(Written task): Filter the lines below, copying only those with the string "septembre".
* Begin Provided data *
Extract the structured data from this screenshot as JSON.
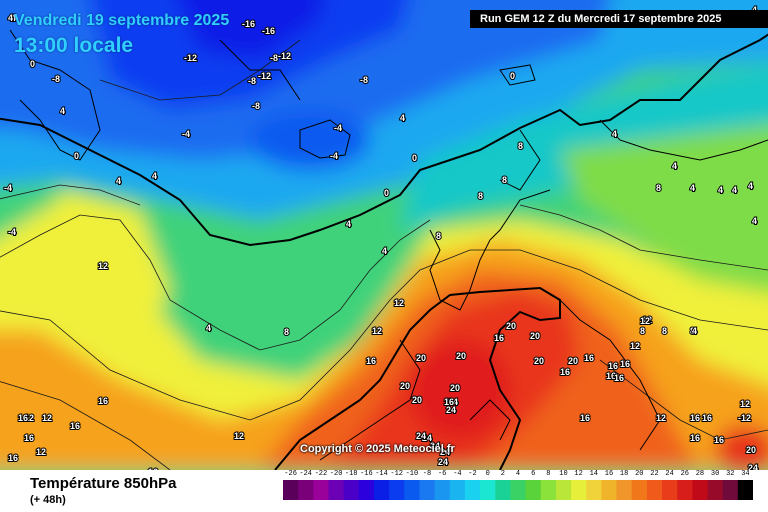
{
  "header": {
    "date": "Vendredi 19 septembre 2025",
    "time": "13:00 locale",
    "run": "Run GEM 12 Z du Mercredi 17 septembre 2025"
  },
  "map": {
    "copyright": "Copyright © 2025 Meteociel.fr",
    "isotherm_labels": [
      "-4",
      "-16",
      "-16",
      "-12",
      "-8",
      "-12",
      "-8",
      "-12",
      "0",
      "-8",
      "-8",
      "-8",
      "0",
      "4",
      "-4",
      "-4",
      "-4",
      "0",
      "4",
      "0",
      "4",
      "-4",
      "4",
      "0",
      "-4",
      "8",
      "8",
      "8",
      "4",
      "8",
      "12",
      "4",
      "4",
      "4",
      "4",
      "8",
      "4",
      "12",
      "12",
      "12",
      "16",
      "16",
      "20",
      "20",
      "20",
      "20",
      "16",
      "16",
      "20",
      "20",
      "20",
      "24",
      "24",
      "20",
      "20",
      "16",
      "24",
      "24",
      "16",
      "16",
      "16",
      "16",
      "16",
      "12",
      "12",
      "12",
      "12",
      "8",
      "8",
      "8",
      "12",
      "12",
      "12",
      "16",
      "16",
      "16",
      "16",
      "16",
      "16",
      "16",
      "16",
      "16",
      "12",
      "20",
      "24",
      "24",
      "24",
      "24",
      "16",
      "-12",
      "4",
      "4",
      "4",
      "4",
      "4",
      "4",
      "8",
      "4"
    ],
    "colors": {
      "deep_blue": "#0b2fd6",
      "blue": "#1a6cf0",
      "cyan": "#1fb8f0",
      "teal": "#12c8c8",
      "green": "#3fd27a",
      "light_green": "#7fdc4a",
      "yellow": "#f0f03a",
      "orange": "#f6a21a",
      "red_orange": "#f0621a",
      "red": "#e8341a"
    }
  },
  "footer": {
    "title": "Température 850hPa",
    "subtitle": "(+ 48h)",
    "legend_labels": [
      "-26",
      "-24",
      "-22",
      "-20",
      "-18",
      "-16",
      "-14",
      "-12",
      "-10",
      "-8",
      "-6",
      "-4",
      "-2",
      "0",
      "2",
      "4",
      "6",
      "8",
      "10",
      "12",
      "14",
      "16",
      "18",
      "20",
      "22",
      "24",
      "26",
      "28",
      "30",
      "32",
      "34"
    ],
    "legend_colors": [
      "#5a005a",
      "#7a007a",
      "#9a009a",
      "#6b00b4",
      "#4b00c8",
      "#2b00dc",
      "#0b1ee6",
      "#0b3cf0",
      "#0b5af0",
      "#1a78f0",
      "#1a96f0",
      "#1ab4f0",
      "#1ad2f0",
      "#1ae6d2",
      "#1ad296",
      "#3ad264",
      "#5ad23a",
      "#8ae23a",
      "#bae63a",
      "#e6f03a",
      "#f0d23a",
      "#f0b42a",
      "#f0962a",
      "#f0781a",
      "#f05a1a",
      "#e83c1a",
      "#d81e1a",
      "#c00a1a",
      "#980a2a",
      "#700a3a",
      "#000000"
    ]
  }
}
* End Provided data *
(Exercise answer):
    "date": "Vendredi 19 septembre 2025",
    "run": "Run GEM 12 Z du Mercredi 17 septembre 2025"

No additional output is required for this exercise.